Goal
Scan the entries below and count the lines holding the string "Hello". Supply only the number.

^^^^^^^^

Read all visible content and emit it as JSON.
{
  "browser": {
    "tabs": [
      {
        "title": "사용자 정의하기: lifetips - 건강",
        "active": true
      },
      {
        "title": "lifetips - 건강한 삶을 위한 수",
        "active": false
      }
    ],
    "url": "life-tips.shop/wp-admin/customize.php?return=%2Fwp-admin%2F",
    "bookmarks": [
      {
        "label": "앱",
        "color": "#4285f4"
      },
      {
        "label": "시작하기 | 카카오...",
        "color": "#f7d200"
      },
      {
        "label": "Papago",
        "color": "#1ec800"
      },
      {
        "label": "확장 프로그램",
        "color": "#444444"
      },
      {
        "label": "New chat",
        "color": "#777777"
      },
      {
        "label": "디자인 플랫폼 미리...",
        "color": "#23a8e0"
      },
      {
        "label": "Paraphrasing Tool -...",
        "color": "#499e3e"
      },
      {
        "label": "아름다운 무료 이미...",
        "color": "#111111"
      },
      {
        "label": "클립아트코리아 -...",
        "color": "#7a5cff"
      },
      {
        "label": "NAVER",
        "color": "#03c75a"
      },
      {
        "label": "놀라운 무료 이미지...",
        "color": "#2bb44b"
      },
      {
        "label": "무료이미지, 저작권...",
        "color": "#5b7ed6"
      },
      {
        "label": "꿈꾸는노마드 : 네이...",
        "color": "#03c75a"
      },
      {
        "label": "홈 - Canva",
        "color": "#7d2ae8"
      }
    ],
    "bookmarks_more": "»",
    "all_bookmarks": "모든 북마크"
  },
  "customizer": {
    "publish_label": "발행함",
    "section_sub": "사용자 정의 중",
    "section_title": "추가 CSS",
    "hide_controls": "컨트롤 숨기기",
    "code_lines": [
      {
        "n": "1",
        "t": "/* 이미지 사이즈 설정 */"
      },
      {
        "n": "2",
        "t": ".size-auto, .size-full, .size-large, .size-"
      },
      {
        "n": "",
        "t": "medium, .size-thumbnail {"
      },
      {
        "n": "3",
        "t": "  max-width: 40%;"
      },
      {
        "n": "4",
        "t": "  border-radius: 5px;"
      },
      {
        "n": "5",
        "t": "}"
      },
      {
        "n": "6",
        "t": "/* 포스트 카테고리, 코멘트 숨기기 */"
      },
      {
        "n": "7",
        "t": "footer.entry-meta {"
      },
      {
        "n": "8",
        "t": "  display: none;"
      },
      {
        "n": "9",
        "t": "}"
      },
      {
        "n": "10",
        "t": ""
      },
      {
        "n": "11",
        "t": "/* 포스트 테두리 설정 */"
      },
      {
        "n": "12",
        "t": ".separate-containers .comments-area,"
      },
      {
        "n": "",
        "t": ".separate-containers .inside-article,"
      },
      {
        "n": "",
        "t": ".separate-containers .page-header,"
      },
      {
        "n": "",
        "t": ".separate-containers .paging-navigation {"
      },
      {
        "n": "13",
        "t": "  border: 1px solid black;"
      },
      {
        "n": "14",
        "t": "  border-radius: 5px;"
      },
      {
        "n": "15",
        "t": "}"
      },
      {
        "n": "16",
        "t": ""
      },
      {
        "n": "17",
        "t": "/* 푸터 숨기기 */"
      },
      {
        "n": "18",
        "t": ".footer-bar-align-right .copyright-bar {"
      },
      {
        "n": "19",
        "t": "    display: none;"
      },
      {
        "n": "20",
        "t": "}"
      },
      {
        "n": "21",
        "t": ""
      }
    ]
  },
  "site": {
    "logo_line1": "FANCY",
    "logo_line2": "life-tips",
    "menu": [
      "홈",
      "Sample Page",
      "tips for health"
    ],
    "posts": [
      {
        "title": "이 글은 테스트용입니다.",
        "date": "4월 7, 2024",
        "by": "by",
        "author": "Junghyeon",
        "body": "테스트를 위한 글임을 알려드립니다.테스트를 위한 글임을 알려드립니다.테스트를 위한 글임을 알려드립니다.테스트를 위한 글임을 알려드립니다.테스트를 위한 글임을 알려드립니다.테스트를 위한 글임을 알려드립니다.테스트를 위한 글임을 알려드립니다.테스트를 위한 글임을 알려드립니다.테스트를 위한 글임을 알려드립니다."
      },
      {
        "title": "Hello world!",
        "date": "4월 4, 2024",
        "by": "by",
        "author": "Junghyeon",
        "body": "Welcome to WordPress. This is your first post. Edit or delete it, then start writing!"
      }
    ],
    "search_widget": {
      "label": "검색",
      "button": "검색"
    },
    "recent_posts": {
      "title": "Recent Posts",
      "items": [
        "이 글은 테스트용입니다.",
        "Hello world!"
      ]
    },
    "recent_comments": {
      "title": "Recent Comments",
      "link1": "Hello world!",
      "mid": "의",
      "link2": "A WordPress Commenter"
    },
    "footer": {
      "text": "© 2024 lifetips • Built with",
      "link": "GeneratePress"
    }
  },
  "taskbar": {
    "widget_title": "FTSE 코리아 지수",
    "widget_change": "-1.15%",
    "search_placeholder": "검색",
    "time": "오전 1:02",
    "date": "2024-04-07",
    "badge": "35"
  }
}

^^^^^^^^

Completed task
3